## Written exercise
Pull each line containing "Modifica" out of the data and copy it.

[Stored entries]

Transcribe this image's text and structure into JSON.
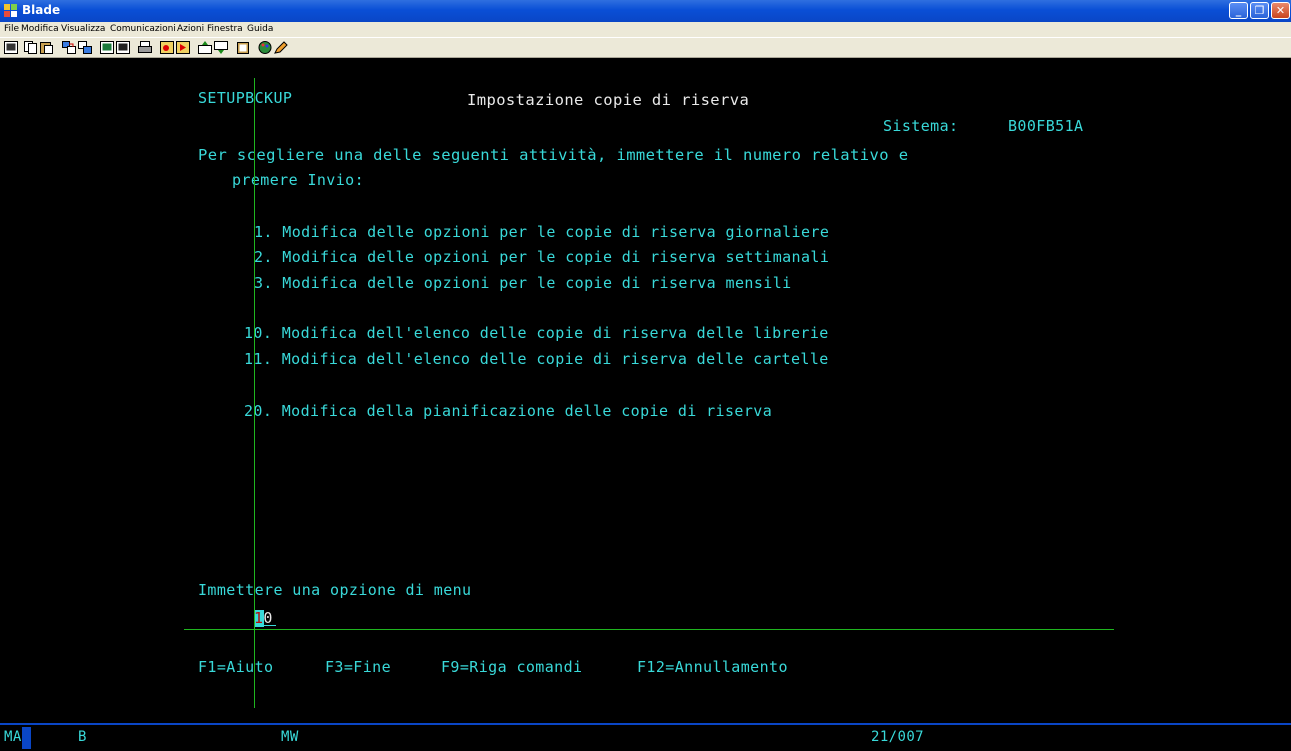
{
  "window": {
    "title": "Blade",
    "minimize_label": "_",
    "maximize_label": "❐",
    "close_label": "✕"
  },
  "menu": {
    "items": [
      "File",
      "Modifica",
      "Visualizza",
      "Comunicazioni",
      "Azioni",
      "Finestra",
      "Guida"
    ]
  },
  "toolbar": {
    "icons": [
      "screen-icon",
      "copy-icon",
      "paste-icon",
      "send-icon",
      "receive-icon",
      "display-icon",
      "display2-icon",
      "print-icon",
      "macro-record-icon",
      "macro-play-icon",
      "transfer-up-icon",
      "transfer-down-icon",
      "clipboard-icon",
      "color-palette-icon",
      "edit-icon"
    ]
  },
  "screen": {
    "program_name": "SETUPBCKUP",
    "screen_title": "Impostazione copie di riserva",
    "system_label": "Sistema:",
    "system_value": "B00FB51A",
    "instruction_line1": "Per scegliere una delle seguenti attività, immettere il numero relativo e",
    "instruction_line2": "premere Invio:",
    "options": [
      "1. Modifica delle opzioni per le copie di riserva giornaliere",
      "2. Modifica delle opzioni per le copie di riserva settimanali",
      "3. Modifica delle opzioni per le copie di riserva mensili",
      "10. Modifica dell'elenco delle copie di riserva delle librerie",
      "11. Modifica dell'elenco delle copie di riserva delle cartelle",
      "20. Modifica della pianificazione delle copie di riserva"
    ],
    "prompt": "Immettere una opzione di menu",
    "input_value": "10",
    "function_keys": [
      "F1=Aiuto",
      "F3=Fine",
      "F9=Riga comandi",
      "F12=Annullamento"
    ]
  },
  "status": {
    "mode": "MA",
    "indicator_b": "B",
    "indicator_mw": "MW",
    "cursor_position": "21/007"
  },
  "colors": {
    "screen_background": "#000000",
    "text_cyan": "#39d9d9",
    "text_white": "#e9e9e9",
    "crosshair_green": "#1fb51f",
    "titlebar_blue": "#0a46c6"
  }
}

## Full solution
      "Modifica",
      "1. Modifica delle opzioni per le copie di riserva giornaliere",
      "2. Modifica delle opzioni per le copie di riserva settimanali",
      "3. Modifica delle opzioni per le copie di riserva mensili",
      "10. Modifica dell'elenco delle copie di riserva delle librerie",
      "11. Modifica dell'elenco delle copie di riserva delle cartelle",
      "20. Modifica della pianificazione delle copie di riserva"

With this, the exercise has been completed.